---- Data provided
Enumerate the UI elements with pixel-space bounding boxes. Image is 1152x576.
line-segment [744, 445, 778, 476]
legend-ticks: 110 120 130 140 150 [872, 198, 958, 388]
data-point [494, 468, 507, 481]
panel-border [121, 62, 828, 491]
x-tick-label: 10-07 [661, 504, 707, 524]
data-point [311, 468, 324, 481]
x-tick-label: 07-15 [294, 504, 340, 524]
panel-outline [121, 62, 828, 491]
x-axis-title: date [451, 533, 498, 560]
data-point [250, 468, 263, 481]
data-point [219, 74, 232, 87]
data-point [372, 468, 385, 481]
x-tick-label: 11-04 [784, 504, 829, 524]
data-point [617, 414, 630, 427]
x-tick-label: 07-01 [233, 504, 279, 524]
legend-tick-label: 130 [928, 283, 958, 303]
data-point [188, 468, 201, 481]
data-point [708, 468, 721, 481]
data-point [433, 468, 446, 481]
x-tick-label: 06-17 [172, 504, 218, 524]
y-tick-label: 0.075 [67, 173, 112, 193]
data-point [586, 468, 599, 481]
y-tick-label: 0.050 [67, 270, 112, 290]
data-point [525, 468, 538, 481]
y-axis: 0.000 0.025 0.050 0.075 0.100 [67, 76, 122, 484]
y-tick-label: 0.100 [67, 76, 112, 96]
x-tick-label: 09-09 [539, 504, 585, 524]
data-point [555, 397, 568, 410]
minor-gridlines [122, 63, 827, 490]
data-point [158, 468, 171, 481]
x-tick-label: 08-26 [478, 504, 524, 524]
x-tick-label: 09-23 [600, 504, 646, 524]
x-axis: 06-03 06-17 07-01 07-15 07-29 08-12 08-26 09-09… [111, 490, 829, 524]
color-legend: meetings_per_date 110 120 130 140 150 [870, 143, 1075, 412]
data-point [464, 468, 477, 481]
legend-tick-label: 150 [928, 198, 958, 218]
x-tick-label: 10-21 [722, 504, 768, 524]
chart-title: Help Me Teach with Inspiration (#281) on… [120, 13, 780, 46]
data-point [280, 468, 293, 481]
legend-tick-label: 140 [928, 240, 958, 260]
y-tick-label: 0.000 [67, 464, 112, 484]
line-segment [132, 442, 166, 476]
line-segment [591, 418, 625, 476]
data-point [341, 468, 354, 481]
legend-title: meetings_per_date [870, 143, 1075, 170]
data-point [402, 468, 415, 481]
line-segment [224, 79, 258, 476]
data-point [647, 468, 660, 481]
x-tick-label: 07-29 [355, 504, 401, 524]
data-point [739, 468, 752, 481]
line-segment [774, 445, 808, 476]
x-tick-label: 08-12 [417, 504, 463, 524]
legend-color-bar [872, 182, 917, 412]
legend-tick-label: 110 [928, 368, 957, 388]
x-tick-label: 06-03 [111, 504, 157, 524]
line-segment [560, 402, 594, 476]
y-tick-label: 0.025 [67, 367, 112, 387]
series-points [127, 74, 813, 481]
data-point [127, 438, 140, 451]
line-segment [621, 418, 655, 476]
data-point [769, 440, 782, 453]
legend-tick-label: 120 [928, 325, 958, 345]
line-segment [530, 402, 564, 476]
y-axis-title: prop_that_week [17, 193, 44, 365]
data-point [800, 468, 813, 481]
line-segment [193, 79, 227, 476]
--------
---- Data provided
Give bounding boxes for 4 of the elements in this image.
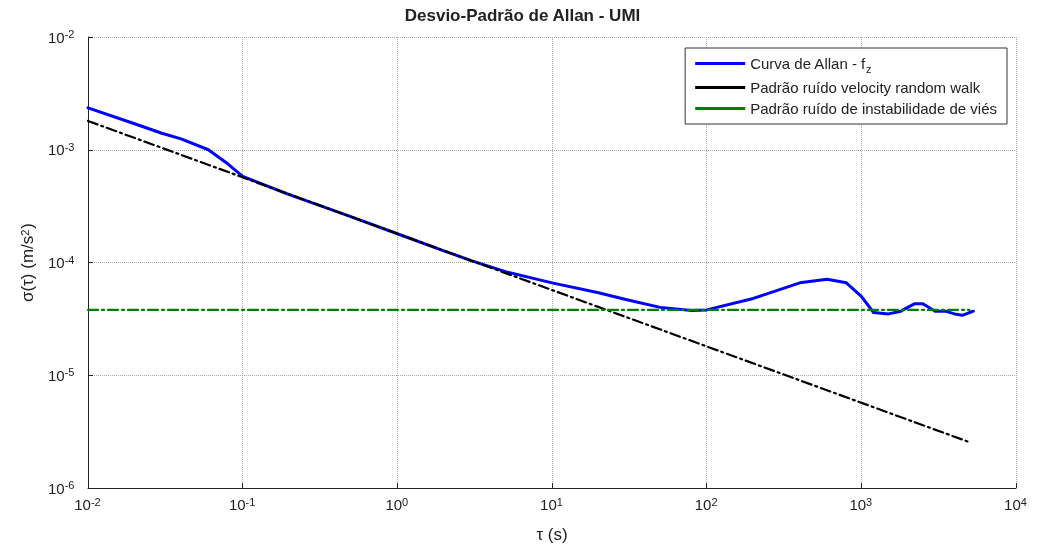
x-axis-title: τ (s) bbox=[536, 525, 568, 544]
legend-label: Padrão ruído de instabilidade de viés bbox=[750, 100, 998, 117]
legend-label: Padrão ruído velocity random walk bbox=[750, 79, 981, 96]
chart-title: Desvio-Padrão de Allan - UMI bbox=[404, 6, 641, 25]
--------
---- Data provided
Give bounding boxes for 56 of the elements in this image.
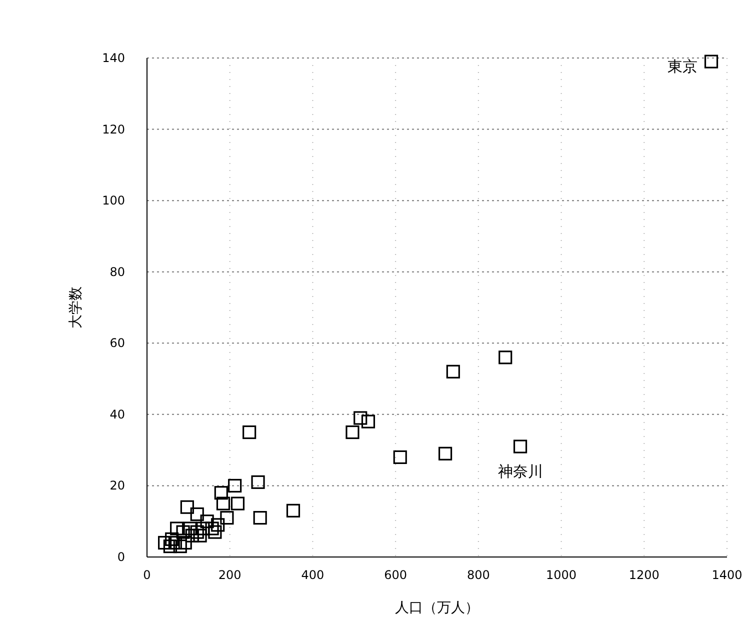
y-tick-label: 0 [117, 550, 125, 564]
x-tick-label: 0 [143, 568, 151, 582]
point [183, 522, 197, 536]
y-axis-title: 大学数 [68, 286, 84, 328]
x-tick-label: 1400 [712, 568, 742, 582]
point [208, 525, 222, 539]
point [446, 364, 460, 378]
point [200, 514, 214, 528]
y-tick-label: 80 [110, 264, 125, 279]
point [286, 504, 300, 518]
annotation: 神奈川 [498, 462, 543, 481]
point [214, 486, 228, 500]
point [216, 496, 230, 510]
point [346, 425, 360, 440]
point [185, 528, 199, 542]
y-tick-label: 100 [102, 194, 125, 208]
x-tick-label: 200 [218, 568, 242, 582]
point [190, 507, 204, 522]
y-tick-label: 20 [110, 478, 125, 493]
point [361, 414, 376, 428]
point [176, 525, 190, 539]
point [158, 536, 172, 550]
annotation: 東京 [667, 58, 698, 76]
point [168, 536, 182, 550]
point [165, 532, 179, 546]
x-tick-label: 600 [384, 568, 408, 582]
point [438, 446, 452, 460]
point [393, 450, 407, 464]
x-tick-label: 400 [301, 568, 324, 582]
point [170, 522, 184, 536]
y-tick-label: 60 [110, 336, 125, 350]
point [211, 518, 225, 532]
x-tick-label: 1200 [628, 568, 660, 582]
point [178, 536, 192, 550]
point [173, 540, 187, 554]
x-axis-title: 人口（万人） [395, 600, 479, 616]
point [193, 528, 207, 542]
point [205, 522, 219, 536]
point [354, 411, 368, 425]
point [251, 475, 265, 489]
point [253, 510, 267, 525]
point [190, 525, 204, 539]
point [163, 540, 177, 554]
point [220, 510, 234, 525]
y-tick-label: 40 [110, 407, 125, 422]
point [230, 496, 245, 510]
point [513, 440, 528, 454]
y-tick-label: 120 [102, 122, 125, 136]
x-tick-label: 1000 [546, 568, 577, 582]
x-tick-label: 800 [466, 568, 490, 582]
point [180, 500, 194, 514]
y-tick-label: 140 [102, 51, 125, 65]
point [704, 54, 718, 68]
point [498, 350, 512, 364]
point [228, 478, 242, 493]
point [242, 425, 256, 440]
--------
Could you change "x-tick-label" to "x-axis-tick" in everything from the line containing "Enumerate the UI" down to the line containing "data-point [617, 414, 630, 427]", keeping the rest of those lines of data unchanged?

* **Response**:
Enumerate the UI elements with pixel-space bounding boxes. Image is 1152x576.
line-segment [744, 445, 778, 476]
legend-ticks: 110 120 130 140 150 [872, 198, 958, 388]
data-point [494, 468, 507, 481]
panel-border [121, 62, 828, 491]
x-axis-tick: 10-07 [661, 504, 707, 524]
data-point [311, 468, 324, 481]
x-axis-tick: 07-15 [294, 504, 340, 524]
panel-outline [121, 62, 828, 491]
x-axis-title: date [451, 533, 498, 560]
data-point [250, 468, 263, 481]
data-point [219, 74, 232, 87]
data-point [372, 468, 385, 481]
x-axis-tick: 11-04 [784, 504, 829, 524]
data-point [617, 414, 630, 427]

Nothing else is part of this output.